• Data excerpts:
────────

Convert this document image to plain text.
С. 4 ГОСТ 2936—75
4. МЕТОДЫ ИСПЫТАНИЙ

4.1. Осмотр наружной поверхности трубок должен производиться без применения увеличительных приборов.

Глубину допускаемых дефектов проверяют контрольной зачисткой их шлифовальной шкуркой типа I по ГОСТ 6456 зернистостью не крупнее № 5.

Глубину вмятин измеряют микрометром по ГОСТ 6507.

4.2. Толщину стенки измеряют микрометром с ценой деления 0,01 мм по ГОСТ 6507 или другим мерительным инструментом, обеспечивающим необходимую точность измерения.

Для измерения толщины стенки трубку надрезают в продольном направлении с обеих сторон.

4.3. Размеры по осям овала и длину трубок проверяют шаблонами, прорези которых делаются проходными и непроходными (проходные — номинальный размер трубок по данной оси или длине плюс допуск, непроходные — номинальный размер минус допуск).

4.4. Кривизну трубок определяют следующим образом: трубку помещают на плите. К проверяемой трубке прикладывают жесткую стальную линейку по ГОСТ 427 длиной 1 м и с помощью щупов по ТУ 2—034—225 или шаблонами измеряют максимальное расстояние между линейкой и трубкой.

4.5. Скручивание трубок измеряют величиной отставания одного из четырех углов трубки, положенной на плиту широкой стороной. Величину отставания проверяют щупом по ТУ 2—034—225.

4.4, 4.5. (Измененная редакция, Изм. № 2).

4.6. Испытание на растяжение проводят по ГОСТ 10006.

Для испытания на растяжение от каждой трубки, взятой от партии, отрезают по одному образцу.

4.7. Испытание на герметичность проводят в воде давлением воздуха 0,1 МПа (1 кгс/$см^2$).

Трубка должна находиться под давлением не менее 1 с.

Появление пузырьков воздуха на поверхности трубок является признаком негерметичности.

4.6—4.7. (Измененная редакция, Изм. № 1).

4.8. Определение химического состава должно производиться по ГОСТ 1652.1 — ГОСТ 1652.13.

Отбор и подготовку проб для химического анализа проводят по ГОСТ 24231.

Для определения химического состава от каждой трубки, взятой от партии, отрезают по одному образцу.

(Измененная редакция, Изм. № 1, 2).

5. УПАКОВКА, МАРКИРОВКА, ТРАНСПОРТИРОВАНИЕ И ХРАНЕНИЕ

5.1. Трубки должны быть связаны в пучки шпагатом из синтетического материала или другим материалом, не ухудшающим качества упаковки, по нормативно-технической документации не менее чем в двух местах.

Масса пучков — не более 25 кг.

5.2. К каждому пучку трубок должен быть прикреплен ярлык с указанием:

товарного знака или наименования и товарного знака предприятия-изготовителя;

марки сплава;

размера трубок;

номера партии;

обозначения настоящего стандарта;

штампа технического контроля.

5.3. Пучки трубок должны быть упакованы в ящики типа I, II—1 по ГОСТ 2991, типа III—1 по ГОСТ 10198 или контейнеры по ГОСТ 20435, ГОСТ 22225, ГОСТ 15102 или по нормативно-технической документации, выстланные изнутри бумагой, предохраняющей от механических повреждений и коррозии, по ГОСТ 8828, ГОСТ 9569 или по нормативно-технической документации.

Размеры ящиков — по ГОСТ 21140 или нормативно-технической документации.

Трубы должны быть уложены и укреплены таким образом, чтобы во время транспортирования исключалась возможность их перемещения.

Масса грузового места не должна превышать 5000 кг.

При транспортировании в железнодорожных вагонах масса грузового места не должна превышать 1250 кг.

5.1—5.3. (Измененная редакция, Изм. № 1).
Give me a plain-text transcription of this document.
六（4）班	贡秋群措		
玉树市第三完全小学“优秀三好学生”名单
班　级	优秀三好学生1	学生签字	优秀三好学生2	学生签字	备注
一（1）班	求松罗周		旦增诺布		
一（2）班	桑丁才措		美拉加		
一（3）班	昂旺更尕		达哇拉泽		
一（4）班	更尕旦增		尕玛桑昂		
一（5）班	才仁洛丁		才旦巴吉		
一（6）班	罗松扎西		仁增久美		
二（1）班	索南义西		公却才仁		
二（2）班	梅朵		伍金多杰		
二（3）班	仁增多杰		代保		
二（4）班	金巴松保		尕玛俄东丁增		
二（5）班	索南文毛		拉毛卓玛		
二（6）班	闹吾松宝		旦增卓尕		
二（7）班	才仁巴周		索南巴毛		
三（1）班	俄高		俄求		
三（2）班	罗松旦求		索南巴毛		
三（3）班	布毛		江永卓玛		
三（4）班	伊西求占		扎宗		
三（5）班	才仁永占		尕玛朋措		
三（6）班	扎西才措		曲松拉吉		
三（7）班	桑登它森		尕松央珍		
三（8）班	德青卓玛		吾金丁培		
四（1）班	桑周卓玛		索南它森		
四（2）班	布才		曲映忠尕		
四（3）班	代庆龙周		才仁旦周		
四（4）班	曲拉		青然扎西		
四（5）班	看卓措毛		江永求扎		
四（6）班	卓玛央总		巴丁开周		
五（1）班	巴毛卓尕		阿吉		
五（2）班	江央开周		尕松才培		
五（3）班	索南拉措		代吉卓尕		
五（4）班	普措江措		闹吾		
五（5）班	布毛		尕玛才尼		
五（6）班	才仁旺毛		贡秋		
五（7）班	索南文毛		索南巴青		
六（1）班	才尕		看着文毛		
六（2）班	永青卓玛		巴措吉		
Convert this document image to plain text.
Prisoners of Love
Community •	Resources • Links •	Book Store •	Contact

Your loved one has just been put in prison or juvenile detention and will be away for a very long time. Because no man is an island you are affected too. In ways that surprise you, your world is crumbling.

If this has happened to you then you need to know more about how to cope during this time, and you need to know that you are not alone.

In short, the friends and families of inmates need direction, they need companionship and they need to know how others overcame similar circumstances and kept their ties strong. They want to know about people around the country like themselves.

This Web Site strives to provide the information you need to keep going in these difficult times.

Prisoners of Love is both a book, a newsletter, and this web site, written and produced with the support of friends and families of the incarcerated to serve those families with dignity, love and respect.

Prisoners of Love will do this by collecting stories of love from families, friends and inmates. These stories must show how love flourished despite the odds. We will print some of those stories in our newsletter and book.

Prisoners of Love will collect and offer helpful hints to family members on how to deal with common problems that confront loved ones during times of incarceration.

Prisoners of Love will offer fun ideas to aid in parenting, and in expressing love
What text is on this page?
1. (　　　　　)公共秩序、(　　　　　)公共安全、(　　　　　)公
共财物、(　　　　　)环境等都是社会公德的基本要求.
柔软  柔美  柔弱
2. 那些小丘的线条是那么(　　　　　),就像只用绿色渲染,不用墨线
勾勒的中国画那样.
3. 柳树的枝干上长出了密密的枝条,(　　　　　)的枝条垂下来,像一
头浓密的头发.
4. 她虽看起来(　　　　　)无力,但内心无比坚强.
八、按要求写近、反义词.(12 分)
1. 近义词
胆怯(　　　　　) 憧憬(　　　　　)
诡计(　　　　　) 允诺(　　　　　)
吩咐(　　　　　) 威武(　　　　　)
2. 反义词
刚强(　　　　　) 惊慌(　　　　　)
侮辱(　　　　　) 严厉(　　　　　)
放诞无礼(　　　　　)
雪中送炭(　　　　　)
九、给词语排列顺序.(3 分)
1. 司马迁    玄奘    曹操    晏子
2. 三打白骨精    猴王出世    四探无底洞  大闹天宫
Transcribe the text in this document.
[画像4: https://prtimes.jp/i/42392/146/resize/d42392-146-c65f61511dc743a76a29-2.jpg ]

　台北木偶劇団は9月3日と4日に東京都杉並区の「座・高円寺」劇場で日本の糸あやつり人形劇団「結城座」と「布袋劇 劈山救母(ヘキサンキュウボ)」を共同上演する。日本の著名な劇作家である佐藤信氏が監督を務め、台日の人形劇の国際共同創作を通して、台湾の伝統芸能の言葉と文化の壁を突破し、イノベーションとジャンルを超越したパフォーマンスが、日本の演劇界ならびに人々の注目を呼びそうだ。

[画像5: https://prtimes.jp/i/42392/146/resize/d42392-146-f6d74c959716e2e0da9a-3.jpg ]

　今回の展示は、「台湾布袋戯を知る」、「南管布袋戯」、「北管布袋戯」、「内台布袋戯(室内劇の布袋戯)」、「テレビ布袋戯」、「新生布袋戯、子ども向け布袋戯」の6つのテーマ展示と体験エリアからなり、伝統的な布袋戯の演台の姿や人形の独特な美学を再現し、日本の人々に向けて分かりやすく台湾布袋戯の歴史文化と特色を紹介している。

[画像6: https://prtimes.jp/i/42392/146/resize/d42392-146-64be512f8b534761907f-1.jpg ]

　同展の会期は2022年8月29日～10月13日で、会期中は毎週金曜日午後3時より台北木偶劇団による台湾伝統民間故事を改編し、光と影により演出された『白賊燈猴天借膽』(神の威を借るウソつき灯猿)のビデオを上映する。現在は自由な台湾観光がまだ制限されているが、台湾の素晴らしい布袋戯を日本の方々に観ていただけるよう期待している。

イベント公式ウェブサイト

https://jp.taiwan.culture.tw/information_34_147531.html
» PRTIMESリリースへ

────────

• The request: Reproduce the records above exactly, starting with the line that contains "Transcribe the text in this document." and ending with the last line.

• Full output:
Transcribe the text in this document.
[画像4: https://prtimes.jp/i/42392/146/resize/d42392-146-c65f61511dc743a76a29-2.jpg ]

　台北木偶劇団は9月3日と4日に東京都杉並区の「座・高円寺」劇場で日本の糸あやつり人形劇団「結城座」と「布袋劇 劈山救母(ヘキサンキュウボ)」を共同上演する。日本の著名な劇作家である佐藤信氏が監督を務め、台日の人形劇の国際共同創作を通して、台湾の伝統芸能の言葉と文化の壁を突破し、イノベーションとジャンルを超越したパフォーマンスが、日本の演劇界ならびに人々の注目を呼びそうだ。

[画像5: https://prtimes.jp/i/42392/146/resize/d42392-146-f6d74c959716e2e0da9a-3.jpg ]

　今回の展示は、「台湾布袋戯を知る」、「南管布袋戯」、「北管布袋戯」、「内台布袋戯(室内劇の布袋戯)」、「テレビ布袋戯」、「新生布袋戯、子ども向け布袋戯」の6つのテーマ展示と体験エリアからなり、伝統的な布袋戯の演台の姿や人形の独特な美学を再現し、日本の人々に向けて分かりやすく台湾布袋戯の歴史文化と特色を紹介している。

[画像6: https://prtimes.jp/i/42392/146/resize/d42392-146-64be512f8b534761907f-1.jpg ]

　同展の会期は2022年8月29日～10月13日で、会期中は毎週金曜日午後3時より台北木偶劇団による台湾伝統民間故事を改編し、光と影により演出された『白賊燈猴天借膽』(神の威を借るウソつき灯猿)のビデオを上映する。現在は自由な台湾観光がまだ制限されているが、台湾の素晴らしい布袋戯を日本の方々に観ていただけるよう期待している。

イベント公式ウェブサイト

https://jp.taiwan.culture.tw/information_34_147531.html
» PRTIMESリリースへ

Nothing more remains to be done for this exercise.